++++ Data records ++++

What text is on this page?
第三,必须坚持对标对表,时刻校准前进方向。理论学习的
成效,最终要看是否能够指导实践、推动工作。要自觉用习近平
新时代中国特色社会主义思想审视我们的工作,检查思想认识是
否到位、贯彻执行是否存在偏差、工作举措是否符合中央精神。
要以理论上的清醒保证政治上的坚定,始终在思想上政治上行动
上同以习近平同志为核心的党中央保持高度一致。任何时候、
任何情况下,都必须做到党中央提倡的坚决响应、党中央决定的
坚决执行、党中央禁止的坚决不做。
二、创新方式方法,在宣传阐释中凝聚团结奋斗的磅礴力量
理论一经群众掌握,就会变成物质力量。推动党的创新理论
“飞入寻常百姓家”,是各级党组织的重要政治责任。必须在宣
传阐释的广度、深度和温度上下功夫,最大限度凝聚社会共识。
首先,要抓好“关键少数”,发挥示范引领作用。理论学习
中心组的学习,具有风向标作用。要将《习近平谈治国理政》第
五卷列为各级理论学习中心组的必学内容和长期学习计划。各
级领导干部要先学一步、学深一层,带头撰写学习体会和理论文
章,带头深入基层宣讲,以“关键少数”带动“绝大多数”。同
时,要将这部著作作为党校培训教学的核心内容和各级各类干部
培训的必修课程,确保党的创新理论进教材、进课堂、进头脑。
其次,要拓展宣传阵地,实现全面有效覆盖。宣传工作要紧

++++

What to work on
Look through the entries above for the word "关键少数". Copy every line where it shows up.

Result below
首先,要抓好“关键少数”,发挥示范引领作用。理论学习
章,带头深入基层宣讲,以“关键少数”带动“绝大多数”。同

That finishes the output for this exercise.